▶ **Exercise**
Your task is to transcribe all of the data below exactly, omitting the images.

[begin Task material]

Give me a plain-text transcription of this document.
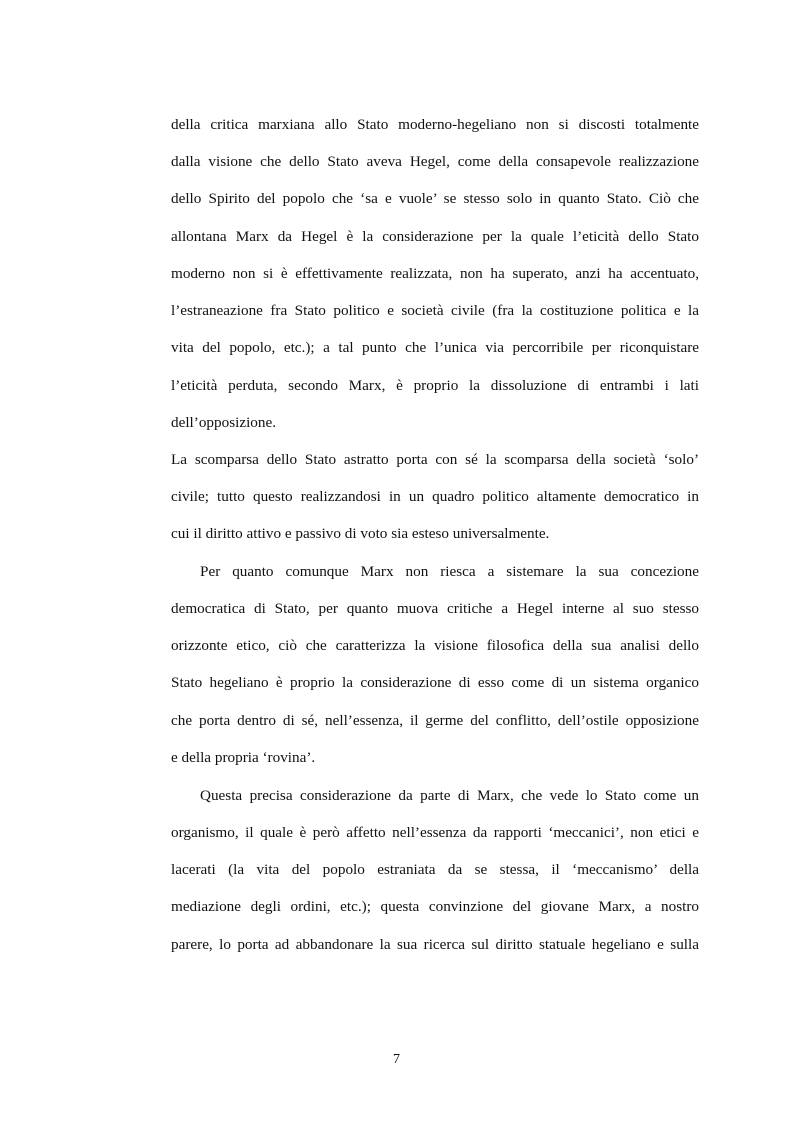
della critica marxiana allo Stato moderno-hegeliano non si discosti totalmente
dalla visione che dello Stato aveva Hegel, come della consapevole realizzazione
dello Spirito del popolo che ‘sa e vuole’ se stesso solo in quanto Stato. Ciò che
allontana Marx da Hegel è la considerazione per la quale l’eticità dello Stato
moderno non si è effettivamente realizzata, non ha superato, anzi ha accentuato,
l’estraneazione fra Stato politico e società civile (fra la costituzione politica e la
vita del popolo, etc.); a tal punto che l’unica via percorribile per riconquistare
l’eticità perduta, secondo Marx, è proprio la dissoluzione di entrambi i lati
dell’opposizione.
La scomparsa dello Stato astratto porta con sé la scomparsa della società ‘solo’
civile; tutto questo realizzandosi in un quadro politico altamente democratico in
cui il diritto attivo e passivo di voto sia esteso universalmente.
Per quanto comunque Marx non riesca a sistemare la sua concezione
democratica di Stato, per quanto muova critiche a Hegel interne al suo stesso
orizzonte etico, ciò che caratterizza la visione filosofica della sua analisi dello
Stato hegeliano è proprio la considerazione di esso come di un sistema organico
che porta dentro di sé, nell’essenza, il germe del conflitto, dell’ostile opposizione
e della propria ‘rovina’.
Questa precisa considerazione da parte di Marx, che vede lo Stato come un
organismo, il quale è però affetto nell’essenza da rapporti ‘meccanici’, non etici e
lacerati (la vita del popolo estraniata da se stessa, il ‘meccanismo’ della
mediazione degli ordini, etc.); questa convinzione del giovane Marx, a nostro
parere, lo porta ad abbandonare la sua ricerca sul diritto statuale hegeliano e sulla
7
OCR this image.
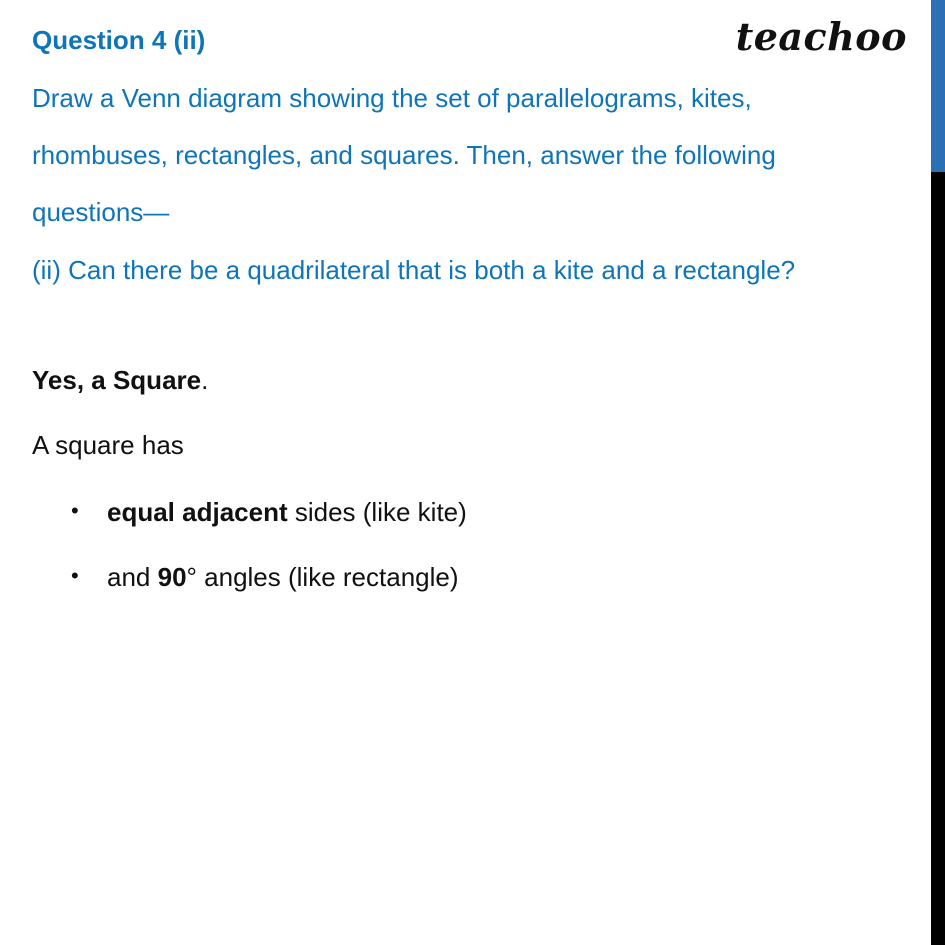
Question 4 (ii)	teachoo
Draw a Venn diagram showing the set of parallelograms, kites,
rhombuses, rectangles, and squares. Then, answer the following
questions—
(ii) Can there be a quadrilateral that is both a kite and a rectangle?
Yes, a Square.
A square has
• equal adjacent sides (like kite)
• and 90° angles (like rectangle)
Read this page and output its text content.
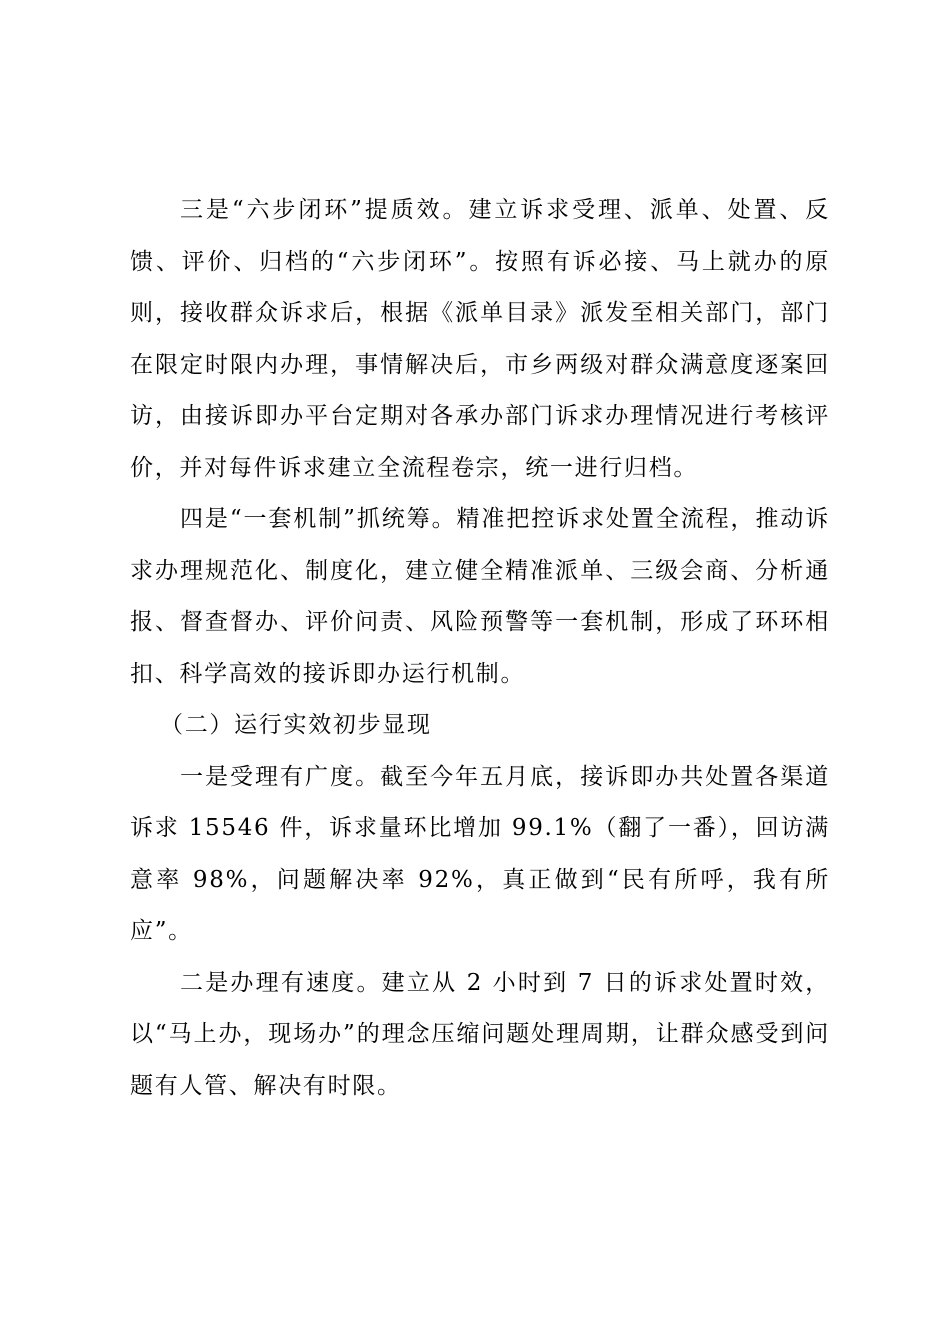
三是“六步闭环”提质效。建立诉求受理、派单、处置、反馈、评价、归档的“六步闭环”。按照有诉必接、马上就办的原则，接收群众诉求后，根据《派单目录》派发至相关部门，部门在限定时限内办理，事情解决后，市乡两级对群众满意度逐案回访，由接诉即办平台定期对各承办部门诉求办理情况进行考核评价，并对每件诉求建立全流程卷宗，统一进行归档。

四是“一套机制”抓统筹。精准把控诉求处置全流程，推动诉求办理规范化、制度化，建立健全精准派单、三级会商、分析通报、督查督办、评价问责、风险预警等一套机制，形成了环环相扣、科学高效的接诉即办运行机制。

（二）运行实效初步显现

一是受理有广度。截至今年五月底，接诉即办共处置各渠道诉求 15546 件，诉求量环比增加 99.1%（翻了一番），回访满意率 98%，问题解决率 92%，真正做到“民有所呼，我有所应”。

二是办理有速度。建立从 2 小时到 7 日的诉求处置时效，以“马上办，现场办”的理念压缩问题处理周期，让群众感受到问题有人管、解决有时限。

[end Task material]

▶ **Answer to the task**
Give me a plain-text transcription of this document.
della critica marxiana allo Stato moderno-hegeliano non si discosti totalmente
dalla visione che dello Stato aveva Hegel, come della consapevole realizzazione
dello Spirito del popolo che ‘sa e vuole’ se stesso solo in quanto Stato. Ciò che
allontana Marx da Hegel è la considerazione per la quale l’eticità dello Stato
moderno non si è effettivamente realizzata, non ha superato, anzi ha accentuato,
l’estraneazione fra Stato politico e società civile (fra la costituzione politica e la
vita del popolo, etc.); a tal punto che l’unica via percorribile per riconquistare
l’eticità perduta, secondo Marx, è proprio la dissoluzione di entrambi i lati
dell’opposizione.
La scomparsa dello Stato astratto porta con sé la scomparsa della società ‘solo’
civile; tutto questo realizzandosi in un quadro politico altamente democratico in
cui il diritto attivo e passivo di voto sia esteso universalmente.
Per quanto comunque Marx non riesca a sistemare la sua concezione
democratica di Stato, per quanto muova critiche a Hegel interne al suo stesso
orizzonte etico, ciò che caratterizza la visione filosofica della sua analisi dello
Stato hegeliano è proprio la considerazione di esso come di un sistema organico
che porta dentro di sé, nell’essenza, il germe del conflitto, dell’ostile opposizione
e della propria ‘rovina’.
Questa precisa considerazione da parte di Marx, che vede lo Stato come un
organismo, il quale è però affetto nell’essenza da rapporti ‘meccanici’, non etici e
lacerati (la vita del popolo estraniata da se stessa, il ‘meccanismo’ della
mediazione degli ordini, etc.); questa convinzione del giovane Marx, a nostro
parere, lo porta ad abbandonare la sua ricerca sul diritto statuale hegeliano e sulla
7
OCR this image.
Question 4 (ii)	teachoo
Draw a Venn diagram showing the set of parallelograms, kites,
rhombuses, rectangles, and squares. Then, answer the following
questions—
(ii) Can there be a quadrilateral that is both a kite and a rectangle?
Yes, a Square.
A square has
• equal adjacent sides (like kite)
• and 90° angles (like rectangle)
Read this page and output its text content.
三是“六步闭环”提质效。建立诉求受理、派单、处置、反馈、评价、归档的“六步闭环”。按照有诉必接、马上就办的原则，接收群众诉求后，根据《派单目录》派发至相关部门，部门在限定时限内办理，事情解决后，市乡两级对群众满意度逐案回访，由接诉即办平台定期对各承办部门诉求办理情况进行考核评价，并对每件诉求建立全流程卷宗，统一进行归档。

四是“一套机制”抓统筹。精准把控诉求处置全流程，推动诉求办理规范化、制度化，建立健全精准派单、三级会商、分析通报、督查督办、评价问责、风险预警等一套机制，形成了环环相扣、科学高效的接诉即办运行机制。

（二）运行实效初步显现

一是受理有广度。截至今年五月底，接诉即办共处置各渠道诉求 15546 件，诉求量环比增加 99.1%（翻了一番），回访满意率 98%，问题解决率 92%，真正做到“民有所呼，我有所应”。

二是办理有速度。建立从 2 小时到 7 日的诉求处置时效，以“马上办，现场办”的理念压缩问题处理周期，让群众感受到问题有人管、解决有时限。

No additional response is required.